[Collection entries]
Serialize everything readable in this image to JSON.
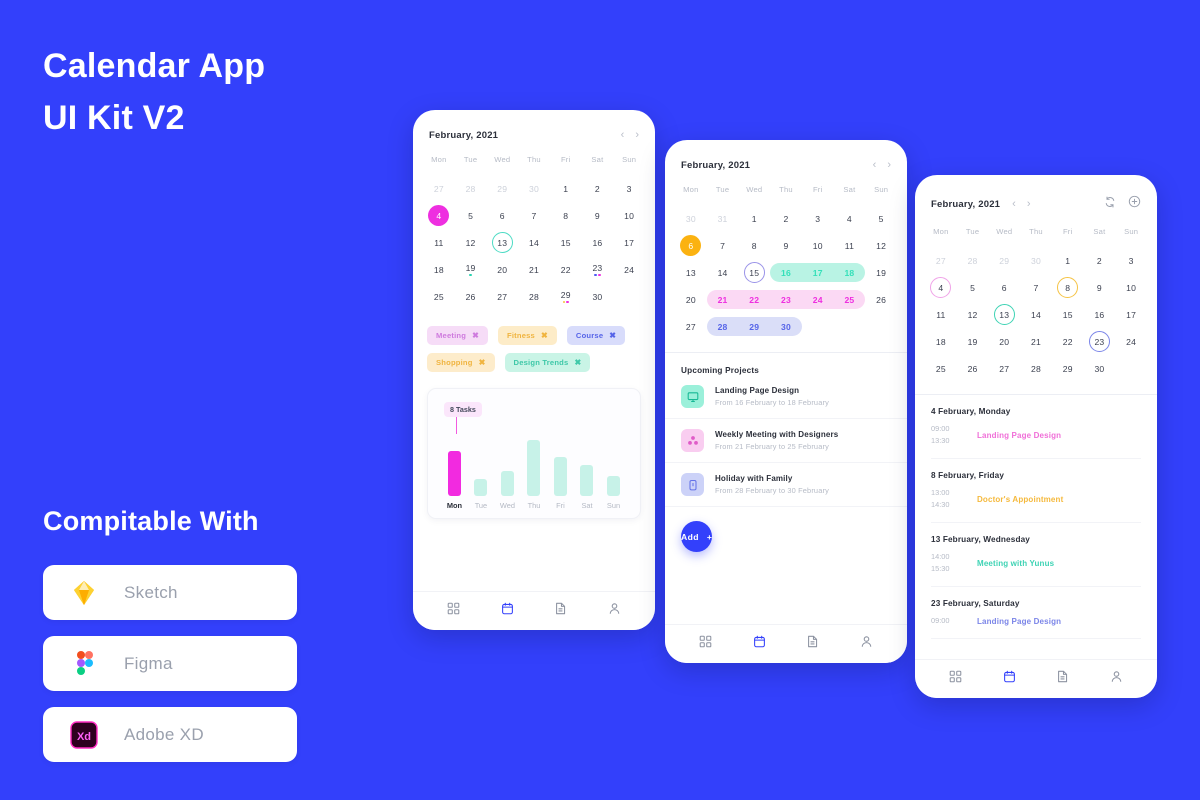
{
  "theme": {
    "background": "#3340fb",
    "accent": "#3340fb",
    "card": "#ffffff"
  },
  "promo": {
    "title_line1": "Calendar App",
    "title_line2": "UI Kit V2",
    "compat_heading": "Compitable With",
    "compat_items": [
      {
        "name": "Sketch",
        "icon": "sketch-logo"
      },
      {
        "name": "Figma",
        "icon": "figma-logo"
      },
      {
        "name": "Adobe XD",
        "icon": "adobe-xd-logo"
      }
    ]
  },
  "nav": {
    "items": [
      {
        "icon": "grid-icon",
        "label": "Dashboard",
        "active": false
      },
      {
        "icon": "calendar-icon",
        "label": "Calendar",
        "active": true
      },
      {
        "icon": "document-icon",
        "label": "Documents",
        "active": false
      },
      {
        "icon": "person-icon",
        "label": "Profile",
        "active": false
      }
    ]
  },
  "phone1": {
    "month": "February, 2021",
    "prev": "‹",
    "next": "›",
    "dow": [
      "Mon",
      "Tue",
      "Wed",
      "Thu",
      "Fri",
      "Sat",
      "Sun"
    ],
    "weeks": [
      [
        {
          "n": "27",
          "muted": true
        },
        {
          "n": "28",
          "muted": true
        },
        {
          "n": "29",
          "muted": true
        },
        {
          "n": "30",
          "muted": true
        },
        {
          "n": "1"
        },
        {
          "n": "2"
        },
        {
          "n": "3"
        }
      ],
      [
        {
          "n": "4",
          "fill": "#ee2fe0",
          "textColor": "#ffffff"
        },
        {
          "n": "5"
        },
        {
          "n": "6"
        },
        {
          "n": "7"
        },
        {
          "n": "8"
        },
        {
          "n": "9"
        },
        {
          "n": "10"
        }
      ],
      [
        {
          "n": "11"
        },
        {
          "n": "12"
        },
        {
          "n": "13",
          "ring": "#4ddbc4"
        },
        {
          "n": "14"
        },
        {
          "n": "15"
        },
        {
          "n": "16"
        },
        {
          "n": "17"
        }
      ],
      [
        {
          "n": "18"
        },
        {
          "n": "19",
          "dots": [
            "#2ad4b0"
          ]
        },
        {
          "n": "20"
        },
        {
          "n": "21"
        },
        {
          "n": "22"
        },
        {
          "n": "23",
          "dots": [
            "#4d5bf5",
            "#ee2fe0"
          ]
        },
        {
          "n": "24"
        }
      ],
      [
        {
          "n": "25"
        },
        {
          "n": "26"
        },
        {
          "n": "27"
        },
        {
          "n": "28"
        },
        {
          "n": "29",
          "dots": [
            "#f7c13c",
            "#ee2fe0"
          ]
        },
        {
          "n": "30"
        },
        {
          "n": ""
        }
      ]
    ],
    "tags": [
      {
        "label": "Meeting",
        "bg": "#f6dcf7",
        "fg": "#cf7ade",
        "close": "✖"
      },
      {
        "label": "Fitness",
        "bg": "#fdecc8",
        "fg": "#f0b43f",
        "close": "✖"
      },
      {
        "label": "Course",
        "bg": "#d8dcfb",
        "fg": "#5664e8",
        "close": "✖"
      },
      {
        "label": "Shopping",
        "bg": "#fdeccb",
        "fg": "#f0b43f",
        "close": "✖"
      },
      {
        "label": "Design Trends",
        "bg": "#c9f4e6",
        "fg": "#3ec8a8",
        "close": "✖"
      }
    ],
    "chart_data": {
      "type": "bar",
      "title": "8 Tasks",
      "categories": [
        "Mon",
        "Tue",
        "Wed",
        "Thu",
        "Fri",
        "Sat",
        "Sun"
      ],
      "values": [
        8,
        3,
        4.5,
        10,
        7,
        5.5,
        3.5
      ],
      "ylim": [
        0,
        11
      ],
      "xlabel": "",
      "ylabel": "",
      "grid": false,
      "legend": "none",
      "highlight_index": 0,
      "highlight_color": "#f22ae0",
      "bar_color": "#c7f2e8",
      "annotation": "8 Tasks"
    }
  },
  "phone2": {
    "month": "February, 2021",
    "prev": "‹",
    "next": "›",
    "dow": [
      "Mon",
      "Tue",
      "Wed",
      "Thu",
      "Fri",
      "Sat",
      "Sun"
    ],
    "weeks": [
      [
        {
          "n": "30",
          "muted": true
        },
        {
          "n": "31",
          "muted": true
        },
        {
          "n": "1"
        },
        {
          "n": "2"
        },
        {
          "n": "3"
        },
        {
          "n": "4"
        },
        {
          "n": "5"
        }
      ],
      [
        {
          "n": "6",
          "fill": "#fbb211",
          "textColor": "#ffffff"
        },
        {
          "n": "7"
        },
        {
          "n": "8"
        },
        {
          "n": "9"
        },
        {
          "n": "10"
        },
        {
          "n": "11"
        },
        {
          "n": "12"
        }
      ],
      [
        {
          "n": "13"
        },
        {
          "n": "14"
        },
        {
          "n": "15",
          "ring": "#9a93e8"
        },
        {
          "n": "16",
          "bandColor": "#33e0b9"
        },
        {
          "n": "17",
          "bandColor": "#33e0b9"
        },
        {
          "n": "18",
          "bandColor": "#33e0b9"
        },
        {
          "n": "19"
        }
      ],
      [
        {
          "n": "20"
        },
        {
          "n": "21",
          "bandColor": "#ee2fe0"
        },
        {
          "n": "22",
          "bandColor": "#ee2fe0"
        },
        {
          "n": "23",
          "bandColor": "#ee2fe0"
        },
        {
          "n": "24",
          "bandColor": "#ee2fe0"
        },
        {
          "n": "25",
          "bandColor": "#ee2fe0"
        },
        {
          "n": "26"
        }
      ],
      [
        {
          "n": "27"
        },
        {
          "n": "28",
          "bandColor": "#5664e8"
        },
        {
          "n": "29",
          "bandColor": "#5664e8"
        },
        {
          "n": "30",
          "bandColor": "#5664e8"
        },
        {
          "n": ""
        },
        {
          "n": ""
        },
        {
          "n": ""
        }
      ]
    ],
    "bands": [
      {
        "row": 2,
        "start": 3,
        "end": 5,
        "bg": "#b9f3e4"
      },
      {
        "row": 3,
        "start": 1,
        "end": 5,
        "bg": "#fbd9f4"
      },
      {
        "row": 4,
        "start": 1,
        "end": 3,
        "bg": "#dadef8"
      }
    ],
    "section_title": "Upcoming Projects",
    "projects": [
      {
        "title": "Landing Page Design",
        "subtitle": "From 16 February to 18 February",
        "icon": "monitor-icon",
        "icon_bg": "#9bf0da",
        "icon_fg": "#16b894"
      },
      {
        "title": "Weekly Meeting with Designers",
        "subtitle": "From 21 February to 25 February",
        "icon": "group-icon",
        "icon_bg": "#f9cdf0",
        "icon_fg": "#e05bc8"
      },
      {
        "title": "Holiday with Family",
        "subtitle": "From 28 February to 30 February",
        "icon": "suitcase-icon",
        "icon_bg": "#ccd2f8",
        "icon_fg": "#6472e8"
      }
    ],
    "add_label": "Add",
    "add_plus": "+"
  },
  "phone3": {
    "month": "February, 2021",
    "prev": "‹",
    "next": "›",
    "sync_icon": "sync-icon",
    "add_icon": "plus-circle-icon",
    "dow": [
      "Mon",
      "Tue",
      "Wed",
      "Thu",
      "Fri",
      "Sat",
      "Sun"
    ],
    "weeks": [
      [
        {
          "n": "27",
          "muted": true
        },
        {
          "n": "28",
          "muted": true
        },
        {
          "n": "29",
          "muted": true
        },
        {
          "n": "30",
          "muted": true
        },
        {
          "n": "1"
        },
        {
          "n": "2"
        },
        {
          "n": "3"
        }
      ],
      [
        {
          "n": "4",
          "ring": "#f0a3e8"
        },
        {
          "n": "5"
        },
        {
          "n": "6"
        },
        {
          "n": "7"
        },
        {
          "n": "8",
          "ring": "#f5c councils"
        },
        {
          "n": "9"
        },
        {
          "n": "10"
        }
      ],
      [
        {
          "n": "11"
        },
        {
          "n": "12"
        },
        {
          "n": "13",
          "ring": "#3ed3b4"
        },
        {
          "n": "14"
        },
        {
          "n": "15"
        },
        {
          "n": "16"
        },
        {
          "n": "17"
        }
      ],
      [
        {
          "n": "18"
        },
        {
          "n": "19"
        },
        {
          "n": "20"
        },
        {
          "n": "21"
        },
        {
          "n": "22"
        },
        {
          "n": "23",
          "ring": "#7b85e8"
        },
        {
          "n": "24"
        }
      ],
      [
        {
          "n": "25"
        },
        {
          "n": "26"
        },
        {
          "n": "27"
        },
        {
          "n": "28"
        },
        {
          "n": "29"
        },
        {
          "n": "30"
        },
        {
          "n": ""
        }
      ]
    ],
    "agenda": [
      {
        "day": "4 February, Monday",
        "start": "09:00",
        "end": "13:30",
        "title": "Landing Page Design",
        "color": "#f06fd8"
      },
      {
        "day": "8 February, Friday",
        "start": "13:00",
        "end": "14:30",
        "title": "Doctor's Appointment",
        "color": "#f5b93c"
      },
      {
        "day": "13 February, Wednesday",
        "start": "14:00",
        "end": "15:30",
        "title": "Meeting with Yunus",
        "color": "#3ed3b4"
      },
      {
        "day": "23 February, Saturday",
        "start": "09:00",
        "end": "",
        "title": "Landing Page Design",
        "color": "#7b85e8"
      }
    ]
  }
}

* WHAT YOU HAVE TO DO: In the data above, tally the lines holding "subtitle" and answer with the figure only.

* THE SOLUTION: 3